----- EXERCISE MATERIALS
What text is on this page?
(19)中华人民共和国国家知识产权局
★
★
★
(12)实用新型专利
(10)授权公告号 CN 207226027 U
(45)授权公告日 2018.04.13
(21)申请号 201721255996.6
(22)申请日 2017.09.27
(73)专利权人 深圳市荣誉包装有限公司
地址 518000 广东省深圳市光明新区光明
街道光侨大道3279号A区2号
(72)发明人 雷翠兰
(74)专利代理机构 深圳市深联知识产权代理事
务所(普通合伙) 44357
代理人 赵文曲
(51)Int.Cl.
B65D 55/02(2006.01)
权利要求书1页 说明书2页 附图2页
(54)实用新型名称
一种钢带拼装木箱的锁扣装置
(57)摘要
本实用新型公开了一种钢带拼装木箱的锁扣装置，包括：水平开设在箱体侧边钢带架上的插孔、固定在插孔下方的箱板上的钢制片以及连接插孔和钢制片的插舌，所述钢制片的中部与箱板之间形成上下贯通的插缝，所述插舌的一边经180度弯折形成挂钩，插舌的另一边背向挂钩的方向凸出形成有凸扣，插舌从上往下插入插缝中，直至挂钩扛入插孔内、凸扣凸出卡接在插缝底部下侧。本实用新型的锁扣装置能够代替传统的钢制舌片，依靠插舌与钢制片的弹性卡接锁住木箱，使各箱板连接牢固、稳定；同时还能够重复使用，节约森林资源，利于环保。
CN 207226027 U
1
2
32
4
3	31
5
----------
Copy every line of the records word for word.

What text is on this page?
(19)中华人民共和国国家知识产权局
★
★
★
(12)实用新型专利
(10)授权公告号 CN 207226027 U
(45)授权公告日 2018.04.13
(21)申请号 201721255996.6
(22)申请日 2017.09.27
(73)专利权人 深圳市荣誉包装有限公司
地址 518000 广东省深圳市光明新区光明
街道光侨大道3279号A区2号
(72)发明人 雷翠兰
(74)专利代理机构 深圳市深联知识产权代理事
务所(普通合伙) 44357
代理人 赵文曲
(51)Int.Cl.
B65D 55/02(2006.01)
权利要求书1页 说明书2页 附图2页
(54)实用新型名称
一种钢带拼装木箱的锁扣装置
(57)摘要
本实用新型公开了一种钢带拼装木箱的锁扣装置，包括：水平开设在箱体侧边钢带架上的插孔、固定在插孔下方的箱板上的钢制片以及连接插孔和钢制片的插舌，所述钢制片的中部与箱板之间形成上下贯通的插缝，所述插舌的一边经180度弯折形成挂钩，插舌的另一边背向挂钩的方向凸出形成有凸扣，插舌从上往下插入插缝中，直至挂钩扛入插孔内、凸扣凸出卡接在插缝底部下侧。本实用新型的锁扣装置能够代替传统的钢制舌片，依靠插舌与钢制片的弹性卡接锁住木箱，使各箱板连接牢固、稳定；同时还能够重复使用，节约森林资源，利于环保。
CN 207226027 U
1
2
32
4
3	31
5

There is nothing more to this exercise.